● Given instruction:
Please list all lines of the material below in which the string "Peak" occurs.

[Figure dataset records]
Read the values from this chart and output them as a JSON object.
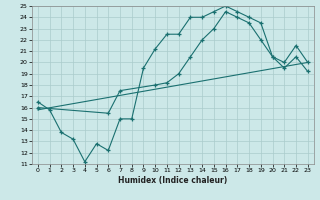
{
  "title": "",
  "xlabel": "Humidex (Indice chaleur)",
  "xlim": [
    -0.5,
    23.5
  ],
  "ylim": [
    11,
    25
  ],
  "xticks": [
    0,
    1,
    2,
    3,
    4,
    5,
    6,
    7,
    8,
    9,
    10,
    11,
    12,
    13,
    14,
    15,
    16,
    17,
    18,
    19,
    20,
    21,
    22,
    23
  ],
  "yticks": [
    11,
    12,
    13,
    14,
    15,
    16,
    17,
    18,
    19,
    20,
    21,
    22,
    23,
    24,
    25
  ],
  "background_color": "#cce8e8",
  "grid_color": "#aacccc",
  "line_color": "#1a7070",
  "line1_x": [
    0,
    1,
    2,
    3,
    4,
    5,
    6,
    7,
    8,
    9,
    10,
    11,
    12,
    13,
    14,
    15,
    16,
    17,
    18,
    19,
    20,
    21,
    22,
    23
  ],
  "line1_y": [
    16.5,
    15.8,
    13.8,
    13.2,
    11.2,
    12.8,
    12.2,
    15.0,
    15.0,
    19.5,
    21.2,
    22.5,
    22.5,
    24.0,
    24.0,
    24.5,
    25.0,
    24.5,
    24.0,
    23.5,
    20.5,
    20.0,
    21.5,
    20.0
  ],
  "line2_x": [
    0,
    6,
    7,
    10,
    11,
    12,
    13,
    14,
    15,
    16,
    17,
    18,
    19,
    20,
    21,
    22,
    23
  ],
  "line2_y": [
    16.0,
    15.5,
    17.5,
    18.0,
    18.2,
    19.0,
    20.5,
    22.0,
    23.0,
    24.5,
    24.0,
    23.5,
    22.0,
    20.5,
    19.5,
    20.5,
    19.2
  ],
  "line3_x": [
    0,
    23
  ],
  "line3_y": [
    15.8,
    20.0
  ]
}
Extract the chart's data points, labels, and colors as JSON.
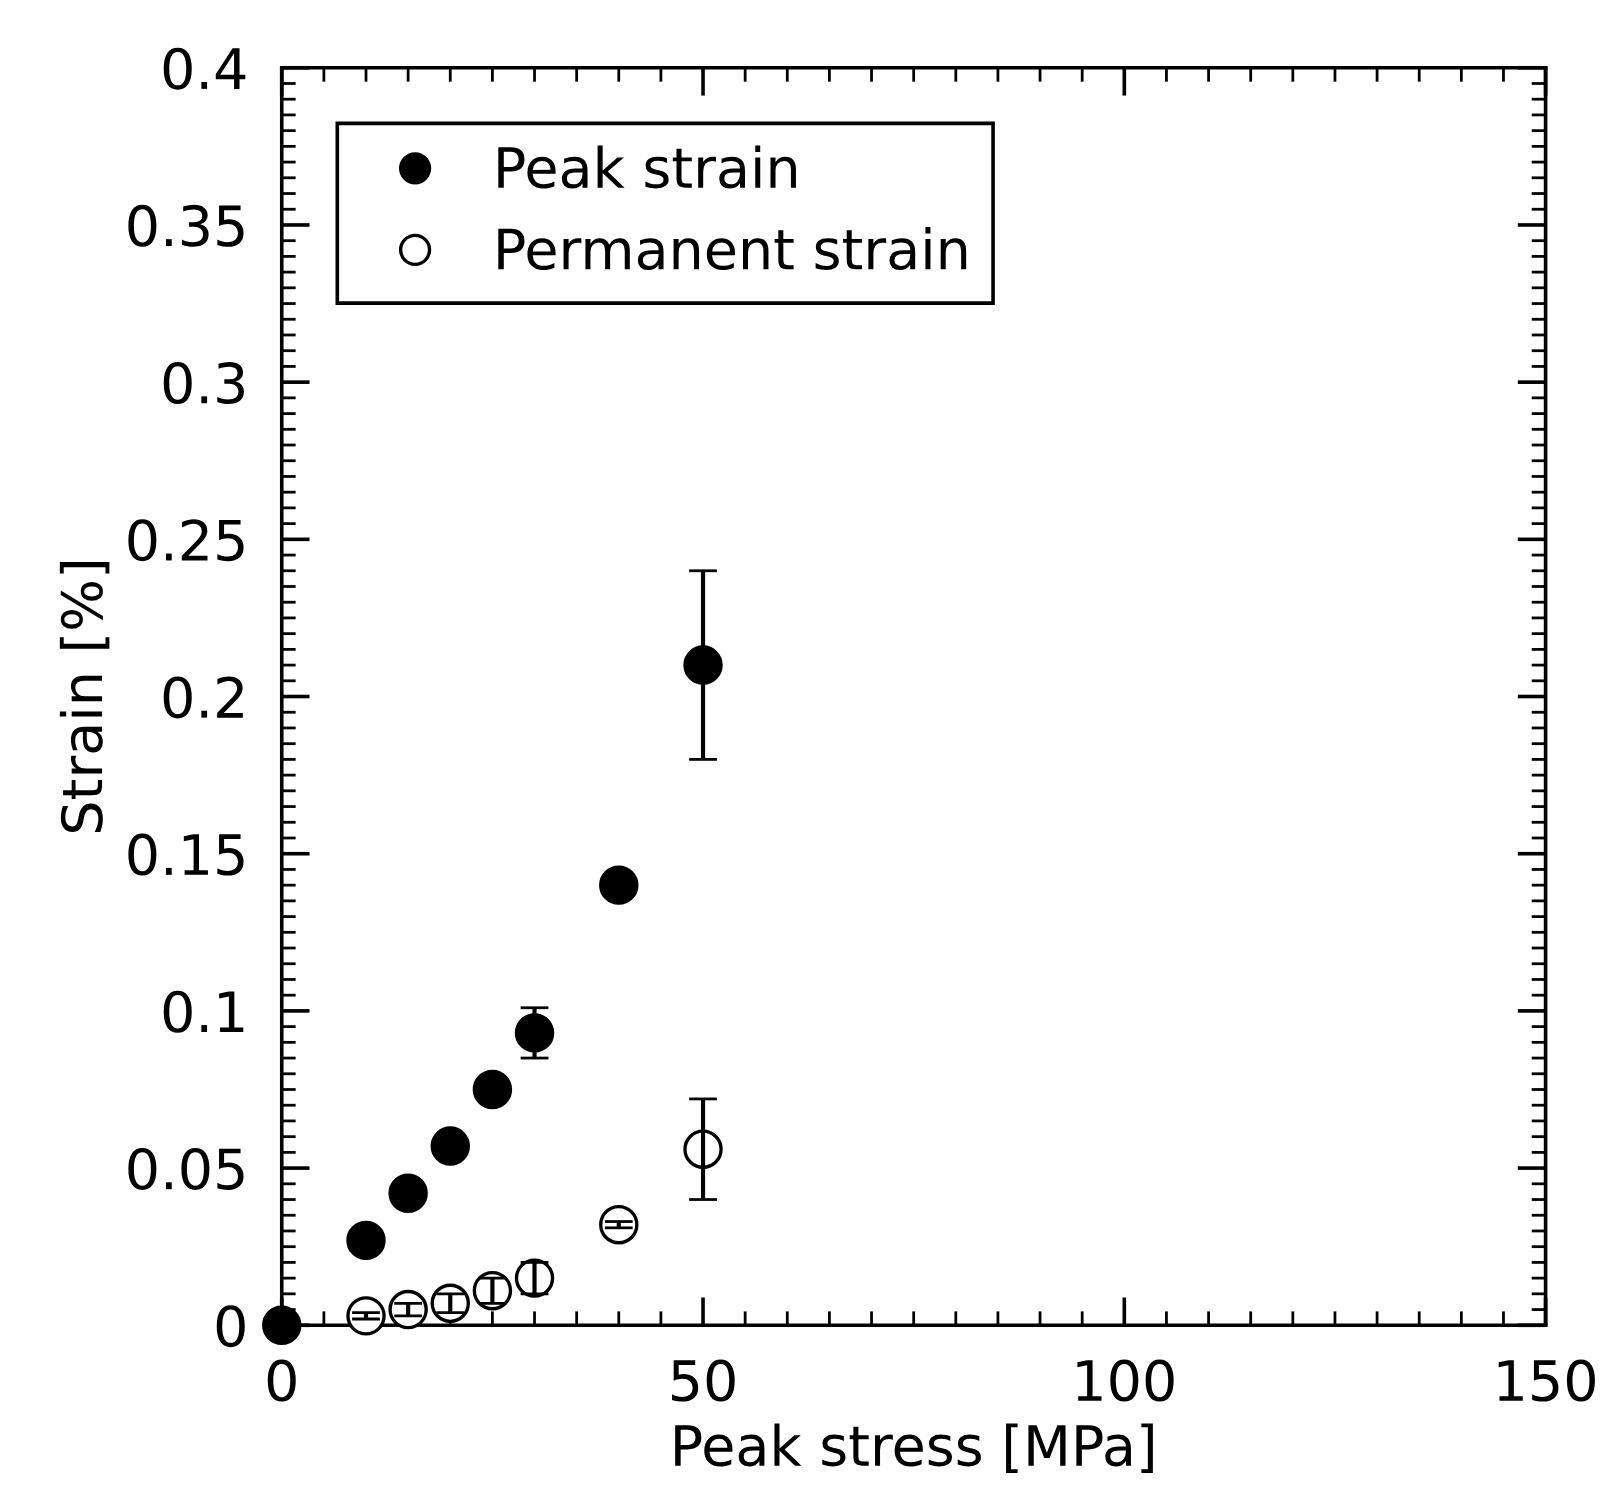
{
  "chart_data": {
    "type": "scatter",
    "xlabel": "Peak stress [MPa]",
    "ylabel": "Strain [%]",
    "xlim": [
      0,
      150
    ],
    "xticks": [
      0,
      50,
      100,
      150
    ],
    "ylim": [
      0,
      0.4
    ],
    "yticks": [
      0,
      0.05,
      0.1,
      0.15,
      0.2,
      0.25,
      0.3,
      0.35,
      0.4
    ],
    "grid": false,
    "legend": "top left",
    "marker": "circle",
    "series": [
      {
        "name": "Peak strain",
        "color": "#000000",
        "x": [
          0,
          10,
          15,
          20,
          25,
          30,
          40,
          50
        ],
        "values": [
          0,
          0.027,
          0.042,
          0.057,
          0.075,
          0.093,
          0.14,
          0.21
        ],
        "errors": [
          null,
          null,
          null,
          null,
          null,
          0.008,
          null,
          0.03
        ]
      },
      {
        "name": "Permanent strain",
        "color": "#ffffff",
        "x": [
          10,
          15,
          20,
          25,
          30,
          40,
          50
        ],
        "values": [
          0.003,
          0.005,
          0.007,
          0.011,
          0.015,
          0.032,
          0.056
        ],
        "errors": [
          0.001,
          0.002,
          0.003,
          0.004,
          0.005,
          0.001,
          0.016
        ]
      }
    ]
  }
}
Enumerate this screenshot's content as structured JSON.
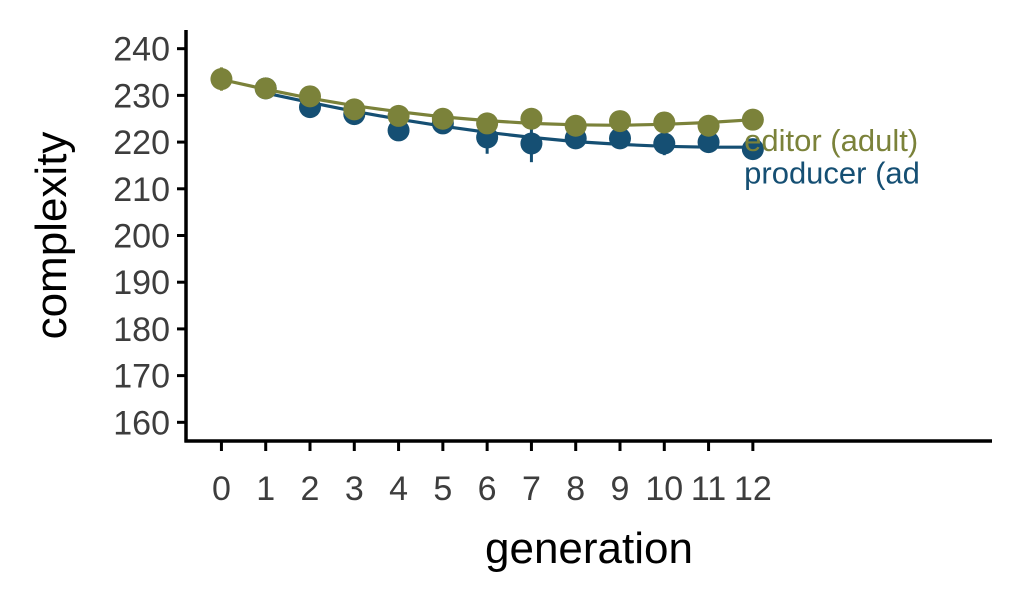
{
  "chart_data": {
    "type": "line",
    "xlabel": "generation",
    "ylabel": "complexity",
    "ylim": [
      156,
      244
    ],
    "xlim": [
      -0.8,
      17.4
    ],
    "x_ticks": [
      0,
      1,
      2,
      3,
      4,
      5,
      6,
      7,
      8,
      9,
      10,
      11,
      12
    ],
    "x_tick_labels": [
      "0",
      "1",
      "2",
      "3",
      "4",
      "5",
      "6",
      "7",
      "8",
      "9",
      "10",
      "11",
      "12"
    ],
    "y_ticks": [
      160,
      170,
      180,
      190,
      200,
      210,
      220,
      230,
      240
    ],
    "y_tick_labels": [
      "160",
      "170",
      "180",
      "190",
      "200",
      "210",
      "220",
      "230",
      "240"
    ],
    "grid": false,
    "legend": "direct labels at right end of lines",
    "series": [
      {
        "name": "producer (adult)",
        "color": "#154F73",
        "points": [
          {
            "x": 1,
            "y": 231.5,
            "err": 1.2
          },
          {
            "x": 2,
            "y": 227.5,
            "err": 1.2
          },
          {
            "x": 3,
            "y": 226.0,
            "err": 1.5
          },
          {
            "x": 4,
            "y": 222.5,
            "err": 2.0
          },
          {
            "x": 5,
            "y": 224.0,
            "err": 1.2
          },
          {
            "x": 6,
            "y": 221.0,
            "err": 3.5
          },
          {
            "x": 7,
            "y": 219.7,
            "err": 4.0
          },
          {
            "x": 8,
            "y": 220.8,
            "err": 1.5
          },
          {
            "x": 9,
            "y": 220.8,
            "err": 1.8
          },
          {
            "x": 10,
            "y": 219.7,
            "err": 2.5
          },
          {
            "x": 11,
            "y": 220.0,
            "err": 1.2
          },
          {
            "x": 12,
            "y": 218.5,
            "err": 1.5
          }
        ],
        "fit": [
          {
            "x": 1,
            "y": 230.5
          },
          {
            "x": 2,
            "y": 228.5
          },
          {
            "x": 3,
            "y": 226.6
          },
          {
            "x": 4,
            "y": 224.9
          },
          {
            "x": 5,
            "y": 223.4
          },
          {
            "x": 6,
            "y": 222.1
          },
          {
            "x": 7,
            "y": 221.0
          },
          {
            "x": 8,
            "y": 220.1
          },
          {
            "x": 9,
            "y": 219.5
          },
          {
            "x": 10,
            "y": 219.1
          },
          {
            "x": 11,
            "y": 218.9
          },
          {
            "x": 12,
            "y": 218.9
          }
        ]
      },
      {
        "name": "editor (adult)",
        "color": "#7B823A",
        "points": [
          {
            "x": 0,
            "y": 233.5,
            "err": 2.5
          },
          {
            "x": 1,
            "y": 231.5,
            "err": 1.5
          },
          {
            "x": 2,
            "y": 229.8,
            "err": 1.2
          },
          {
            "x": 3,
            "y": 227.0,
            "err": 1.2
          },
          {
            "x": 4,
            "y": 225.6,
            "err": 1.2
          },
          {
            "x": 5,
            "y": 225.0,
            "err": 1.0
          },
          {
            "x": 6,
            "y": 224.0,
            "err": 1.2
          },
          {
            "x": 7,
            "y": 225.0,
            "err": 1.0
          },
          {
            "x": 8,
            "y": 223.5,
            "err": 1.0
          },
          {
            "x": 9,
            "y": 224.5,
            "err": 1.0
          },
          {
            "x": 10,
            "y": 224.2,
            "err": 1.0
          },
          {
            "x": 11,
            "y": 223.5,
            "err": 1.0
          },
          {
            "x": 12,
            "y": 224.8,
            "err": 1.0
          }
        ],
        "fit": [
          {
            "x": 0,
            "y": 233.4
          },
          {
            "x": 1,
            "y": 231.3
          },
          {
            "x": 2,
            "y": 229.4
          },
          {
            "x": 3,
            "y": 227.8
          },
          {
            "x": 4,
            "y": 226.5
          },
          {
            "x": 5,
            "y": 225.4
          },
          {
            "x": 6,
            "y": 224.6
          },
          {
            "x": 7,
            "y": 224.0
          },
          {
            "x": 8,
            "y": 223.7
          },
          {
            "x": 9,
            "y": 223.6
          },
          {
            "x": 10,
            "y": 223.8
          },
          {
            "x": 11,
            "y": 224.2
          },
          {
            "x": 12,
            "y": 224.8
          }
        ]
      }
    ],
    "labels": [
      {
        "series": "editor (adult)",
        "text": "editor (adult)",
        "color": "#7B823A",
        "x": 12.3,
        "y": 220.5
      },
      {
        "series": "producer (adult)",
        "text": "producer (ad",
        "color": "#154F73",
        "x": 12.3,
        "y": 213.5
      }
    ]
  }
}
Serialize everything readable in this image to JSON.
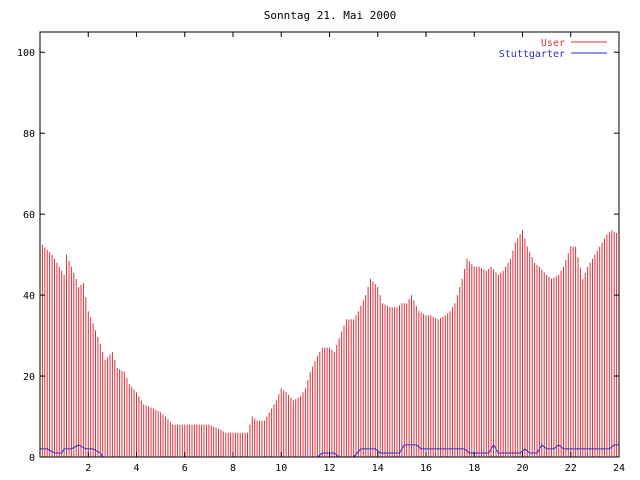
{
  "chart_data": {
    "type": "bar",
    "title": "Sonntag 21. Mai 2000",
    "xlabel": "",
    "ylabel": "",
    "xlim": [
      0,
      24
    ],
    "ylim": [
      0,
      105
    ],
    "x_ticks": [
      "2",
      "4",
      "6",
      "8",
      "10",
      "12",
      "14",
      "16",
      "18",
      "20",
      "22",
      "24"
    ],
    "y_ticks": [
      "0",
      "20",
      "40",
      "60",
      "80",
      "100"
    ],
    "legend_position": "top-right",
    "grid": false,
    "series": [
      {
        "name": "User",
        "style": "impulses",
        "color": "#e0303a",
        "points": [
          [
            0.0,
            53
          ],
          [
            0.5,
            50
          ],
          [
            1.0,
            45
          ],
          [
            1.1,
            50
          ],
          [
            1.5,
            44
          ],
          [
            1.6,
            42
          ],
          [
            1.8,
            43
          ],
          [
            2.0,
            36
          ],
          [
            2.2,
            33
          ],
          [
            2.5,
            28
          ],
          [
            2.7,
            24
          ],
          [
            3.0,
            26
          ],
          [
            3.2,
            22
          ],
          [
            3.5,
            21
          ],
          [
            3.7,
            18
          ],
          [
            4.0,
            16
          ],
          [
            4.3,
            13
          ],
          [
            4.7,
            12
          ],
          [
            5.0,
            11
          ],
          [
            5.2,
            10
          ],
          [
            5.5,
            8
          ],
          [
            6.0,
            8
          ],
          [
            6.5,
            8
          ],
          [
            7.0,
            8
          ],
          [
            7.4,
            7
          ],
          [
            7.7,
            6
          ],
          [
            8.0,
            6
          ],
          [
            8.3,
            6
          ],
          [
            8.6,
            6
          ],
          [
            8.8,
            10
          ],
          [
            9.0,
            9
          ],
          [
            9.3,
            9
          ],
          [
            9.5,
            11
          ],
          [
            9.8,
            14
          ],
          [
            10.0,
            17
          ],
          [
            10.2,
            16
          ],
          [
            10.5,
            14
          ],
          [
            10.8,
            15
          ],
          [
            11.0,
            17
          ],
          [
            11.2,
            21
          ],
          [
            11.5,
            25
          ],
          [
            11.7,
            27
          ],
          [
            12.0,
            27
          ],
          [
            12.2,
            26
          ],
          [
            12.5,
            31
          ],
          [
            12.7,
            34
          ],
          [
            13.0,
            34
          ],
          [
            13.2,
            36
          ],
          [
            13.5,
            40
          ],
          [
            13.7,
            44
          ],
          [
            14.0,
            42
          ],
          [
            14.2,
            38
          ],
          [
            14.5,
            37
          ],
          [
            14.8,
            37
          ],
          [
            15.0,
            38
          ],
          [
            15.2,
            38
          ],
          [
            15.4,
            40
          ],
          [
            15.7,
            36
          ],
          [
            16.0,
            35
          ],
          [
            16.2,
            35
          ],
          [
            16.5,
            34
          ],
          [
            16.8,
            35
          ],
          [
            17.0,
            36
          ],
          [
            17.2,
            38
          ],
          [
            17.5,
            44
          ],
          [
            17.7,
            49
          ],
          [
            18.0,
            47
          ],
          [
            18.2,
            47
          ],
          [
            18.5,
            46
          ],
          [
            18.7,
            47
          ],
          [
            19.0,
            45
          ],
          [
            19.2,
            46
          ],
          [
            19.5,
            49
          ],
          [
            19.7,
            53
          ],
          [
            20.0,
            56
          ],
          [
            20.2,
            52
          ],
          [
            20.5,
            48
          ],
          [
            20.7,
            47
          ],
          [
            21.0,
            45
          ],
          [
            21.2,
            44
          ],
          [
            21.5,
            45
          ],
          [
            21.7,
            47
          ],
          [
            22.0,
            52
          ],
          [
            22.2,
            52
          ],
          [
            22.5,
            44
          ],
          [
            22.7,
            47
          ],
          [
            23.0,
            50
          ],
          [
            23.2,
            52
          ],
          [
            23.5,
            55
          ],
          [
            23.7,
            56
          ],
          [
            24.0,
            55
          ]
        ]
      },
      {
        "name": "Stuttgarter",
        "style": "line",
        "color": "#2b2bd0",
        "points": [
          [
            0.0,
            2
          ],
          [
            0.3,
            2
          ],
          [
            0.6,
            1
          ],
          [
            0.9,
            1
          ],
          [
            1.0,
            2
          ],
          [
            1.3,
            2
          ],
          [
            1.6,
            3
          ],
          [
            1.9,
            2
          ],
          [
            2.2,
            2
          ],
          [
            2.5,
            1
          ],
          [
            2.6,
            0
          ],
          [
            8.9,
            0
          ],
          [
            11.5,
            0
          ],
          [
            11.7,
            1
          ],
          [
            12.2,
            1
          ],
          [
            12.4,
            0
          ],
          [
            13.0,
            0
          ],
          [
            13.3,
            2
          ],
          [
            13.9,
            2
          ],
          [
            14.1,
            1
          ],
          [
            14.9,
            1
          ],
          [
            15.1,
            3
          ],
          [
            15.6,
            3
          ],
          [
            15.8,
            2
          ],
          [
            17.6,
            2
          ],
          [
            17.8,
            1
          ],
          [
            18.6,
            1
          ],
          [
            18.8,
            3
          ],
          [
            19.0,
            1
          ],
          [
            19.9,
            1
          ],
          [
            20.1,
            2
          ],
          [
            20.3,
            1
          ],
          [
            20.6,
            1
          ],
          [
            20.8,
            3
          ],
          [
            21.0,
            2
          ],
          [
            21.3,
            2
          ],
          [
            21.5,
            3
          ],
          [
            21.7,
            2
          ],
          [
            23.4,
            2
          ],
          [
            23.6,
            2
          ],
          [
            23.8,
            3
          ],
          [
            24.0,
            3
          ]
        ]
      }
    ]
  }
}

● Task result:
    "xlabel": "Peak stress [MPa]",
        "name": "Peak strain",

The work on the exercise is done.